- **EXCERPTED RECORDS**
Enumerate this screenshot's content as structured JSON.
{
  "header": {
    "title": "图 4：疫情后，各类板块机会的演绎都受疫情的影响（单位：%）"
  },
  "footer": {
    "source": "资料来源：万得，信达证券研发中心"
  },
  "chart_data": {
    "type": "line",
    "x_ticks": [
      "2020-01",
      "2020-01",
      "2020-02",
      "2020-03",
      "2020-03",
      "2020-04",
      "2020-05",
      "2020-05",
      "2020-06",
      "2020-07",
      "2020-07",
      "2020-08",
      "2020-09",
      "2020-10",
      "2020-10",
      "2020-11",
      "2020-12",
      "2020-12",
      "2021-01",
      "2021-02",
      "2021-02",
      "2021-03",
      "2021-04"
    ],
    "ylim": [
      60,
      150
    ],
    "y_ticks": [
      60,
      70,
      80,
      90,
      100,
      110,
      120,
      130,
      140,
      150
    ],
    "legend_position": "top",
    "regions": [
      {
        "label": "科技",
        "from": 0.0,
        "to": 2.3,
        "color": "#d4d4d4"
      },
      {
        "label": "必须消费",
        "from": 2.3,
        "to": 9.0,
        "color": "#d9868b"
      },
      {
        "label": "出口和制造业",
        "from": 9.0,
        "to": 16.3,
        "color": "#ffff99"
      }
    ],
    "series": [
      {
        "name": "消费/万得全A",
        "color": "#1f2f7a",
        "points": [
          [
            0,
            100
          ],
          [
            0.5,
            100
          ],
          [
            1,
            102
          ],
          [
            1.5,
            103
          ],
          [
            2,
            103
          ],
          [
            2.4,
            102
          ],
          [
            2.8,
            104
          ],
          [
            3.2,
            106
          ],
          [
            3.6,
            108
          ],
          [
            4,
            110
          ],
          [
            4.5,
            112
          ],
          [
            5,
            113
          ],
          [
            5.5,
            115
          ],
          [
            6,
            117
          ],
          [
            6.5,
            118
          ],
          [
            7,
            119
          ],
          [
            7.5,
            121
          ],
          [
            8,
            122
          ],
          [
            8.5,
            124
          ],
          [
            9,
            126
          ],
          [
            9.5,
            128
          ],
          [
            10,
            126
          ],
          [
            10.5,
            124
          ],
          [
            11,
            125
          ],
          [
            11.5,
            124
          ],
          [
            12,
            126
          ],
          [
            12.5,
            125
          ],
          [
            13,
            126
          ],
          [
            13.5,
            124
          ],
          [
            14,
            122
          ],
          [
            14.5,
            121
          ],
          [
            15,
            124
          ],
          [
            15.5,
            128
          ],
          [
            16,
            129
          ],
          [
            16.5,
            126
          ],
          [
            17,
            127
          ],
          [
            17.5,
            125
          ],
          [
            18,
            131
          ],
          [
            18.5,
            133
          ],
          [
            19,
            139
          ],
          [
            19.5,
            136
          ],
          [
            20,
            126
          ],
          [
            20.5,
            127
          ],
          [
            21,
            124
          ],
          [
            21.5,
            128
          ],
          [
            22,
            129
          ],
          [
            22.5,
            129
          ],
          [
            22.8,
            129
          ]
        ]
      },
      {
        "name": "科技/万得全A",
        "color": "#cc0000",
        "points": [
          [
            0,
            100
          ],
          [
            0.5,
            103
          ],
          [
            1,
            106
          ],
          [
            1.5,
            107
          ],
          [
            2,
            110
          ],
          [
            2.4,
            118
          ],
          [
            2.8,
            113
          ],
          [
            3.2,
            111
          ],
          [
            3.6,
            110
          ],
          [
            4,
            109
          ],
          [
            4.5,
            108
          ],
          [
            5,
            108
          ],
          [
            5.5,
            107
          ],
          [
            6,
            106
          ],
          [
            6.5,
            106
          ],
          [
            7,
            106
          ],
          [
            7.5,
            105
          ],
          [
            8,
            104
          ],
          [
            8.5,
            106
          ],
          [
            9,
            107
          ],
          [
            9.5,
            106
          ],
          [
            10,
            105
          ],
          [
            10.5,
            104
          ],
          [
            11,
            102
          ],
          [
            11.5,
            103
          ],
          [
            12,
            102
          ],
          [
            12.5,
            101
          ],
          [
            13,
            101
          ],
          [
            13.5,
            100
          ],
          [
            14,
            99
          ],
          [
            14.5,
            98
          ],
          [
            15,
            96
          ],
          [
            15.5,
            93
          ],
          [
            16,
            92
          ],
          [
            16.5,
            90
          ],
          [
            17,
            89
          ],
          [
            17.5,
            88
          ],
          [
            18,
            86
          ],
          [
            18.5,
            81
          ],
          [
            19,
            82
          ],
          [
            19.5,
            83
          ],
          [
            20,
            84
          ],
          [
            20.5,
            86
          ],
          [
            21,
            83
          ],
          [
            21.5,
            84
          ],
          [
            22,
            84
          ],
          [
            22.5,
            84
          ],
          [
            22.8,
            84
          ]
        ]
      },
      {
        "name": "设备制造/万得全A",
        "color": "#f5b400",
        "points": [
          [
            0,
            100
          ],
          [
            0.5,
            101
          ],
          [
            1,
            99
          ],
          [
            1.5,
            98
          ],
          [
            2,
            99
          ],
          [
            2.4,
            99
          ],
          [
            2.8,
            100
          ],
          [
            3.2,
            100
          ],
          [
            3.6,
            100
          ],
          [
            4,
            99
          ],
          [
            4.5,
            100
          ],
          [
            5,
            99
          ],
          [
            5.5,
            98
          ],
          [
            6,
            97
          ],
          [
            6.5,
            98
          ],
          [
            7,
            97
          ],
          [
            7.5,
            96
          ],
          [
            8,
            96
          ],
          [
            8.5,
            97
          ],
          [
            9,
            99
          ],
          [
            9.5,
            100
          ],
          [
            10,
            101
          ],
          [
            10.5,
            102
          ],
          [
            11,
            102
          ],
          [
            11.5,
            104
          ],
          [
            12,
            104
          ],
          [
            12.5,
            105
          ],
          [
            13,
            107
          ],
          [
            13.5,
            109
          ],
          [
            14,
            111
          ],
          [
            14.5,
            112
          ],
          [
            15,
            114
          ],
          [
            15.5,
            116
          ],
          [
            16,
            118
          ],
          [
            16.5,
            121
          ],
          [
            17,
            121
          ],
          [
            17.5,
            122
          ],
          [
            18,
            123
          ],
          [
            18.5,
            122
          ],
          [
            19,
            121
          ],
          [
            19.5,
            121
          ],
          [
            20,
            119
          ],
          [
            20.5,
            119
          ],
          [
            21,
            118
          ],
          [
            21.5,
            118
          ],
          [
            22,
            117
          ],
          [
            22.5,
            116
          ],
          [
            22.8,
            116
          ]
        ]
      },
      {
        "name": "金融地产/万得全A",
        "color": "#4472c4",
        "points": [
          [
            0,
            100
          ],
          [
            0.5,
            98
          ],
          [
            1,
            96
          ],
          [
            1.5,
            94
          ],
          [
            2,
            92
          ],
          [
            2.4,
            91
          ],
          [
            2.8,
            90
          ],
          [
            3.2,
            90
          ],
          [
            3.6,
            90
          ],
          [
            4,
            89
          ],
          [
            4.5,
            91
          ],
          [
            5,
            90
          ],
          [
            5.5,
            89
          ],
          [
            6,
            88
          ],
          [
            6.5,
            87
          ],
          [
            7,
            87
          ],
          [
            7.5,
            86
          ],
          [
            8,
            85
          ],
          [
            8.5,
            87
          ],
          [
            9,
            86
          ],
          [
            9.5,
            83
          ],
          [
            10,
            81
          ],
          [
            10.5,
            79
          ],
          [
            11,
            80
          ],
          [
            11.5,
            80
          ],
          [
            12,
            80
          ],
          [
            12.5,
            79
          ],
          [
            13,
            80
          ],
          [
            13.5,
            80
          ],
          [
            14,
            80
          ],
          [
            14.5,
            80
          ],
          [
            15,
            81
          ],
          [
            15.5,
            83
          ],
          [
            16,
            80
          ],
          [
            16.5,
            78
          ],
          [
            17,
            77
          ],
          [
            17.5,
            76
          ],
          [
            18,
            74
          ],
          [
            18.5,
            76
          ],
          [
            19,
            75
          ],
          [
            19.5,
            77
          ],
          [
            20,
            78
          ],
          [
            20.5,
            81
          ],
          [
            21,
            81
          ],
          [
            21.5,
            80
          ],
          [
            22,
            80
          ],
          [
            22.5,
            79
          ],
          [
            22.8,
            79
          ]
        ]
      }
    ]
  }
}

- **PROBLEM REQUIREMENTS**
Report how many lines in the listing include the word "color". Give nothing but the count.

- **SOLUTION TO THIS TASK**
7